* [TASK TO CARRY OUT]:
Work out how many lines in the listing below include the word "information"; answer with the number alone.

* [DATASET EXTRACT]:
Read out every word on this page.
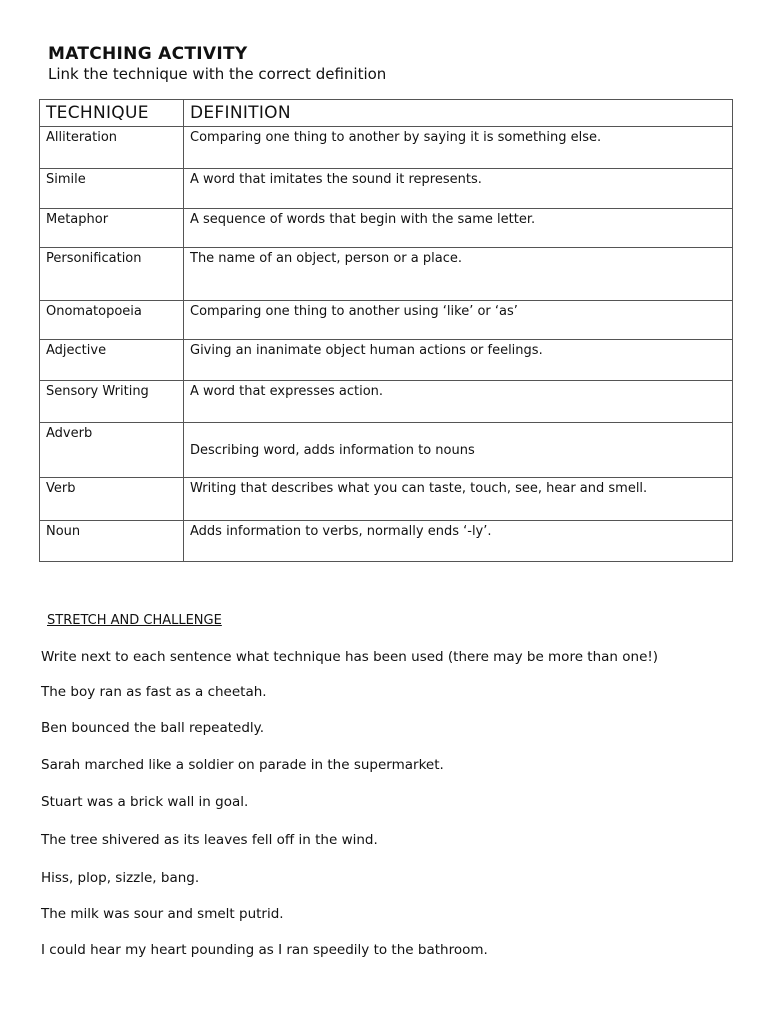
MATCHING ACTIVITY

Link the technique with the correct definition

TECHNIQUE	DEFINITION
Alliteration	Comparing one thing to another by saying it is something else.
Simile	A word that imitates the sound it represents.
Metaphor	A sequence of words that begin with the same letter.
Personification	The name of an object, person or a place.
Onomatopoeia	Comparing one thing to another using ‘like’ or ‘as’
Adjective	Giving an inanimate object human actions or feelings.
Sensory Writing	A word that expresses action.
Adverb	Describing word, adds information to nouns
Verb	Writing that describes what you can taste, touch, see, hear and smell.
Noun	Adds information to verbs, normally ends ‘-ly’.

STRETCH AND CHALLENGE

Write next to each sentence what technique has been used (there may be more than one!)

The boy ran as fast as a cheetah.

Ben bounced the ball repeatedly.

Sarah marched like a soldier on parade in the supermarket.

Stuart was a brick wall in goal.

The tree shivered as its leaves fell off in the wind.

Hiss, plop, sizzle, bang.

The milk was sour and smelt putrid.

I could hear my heart pounding as I ran speedily to the bathroom.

* [ANSWER TO THE TASK]:
2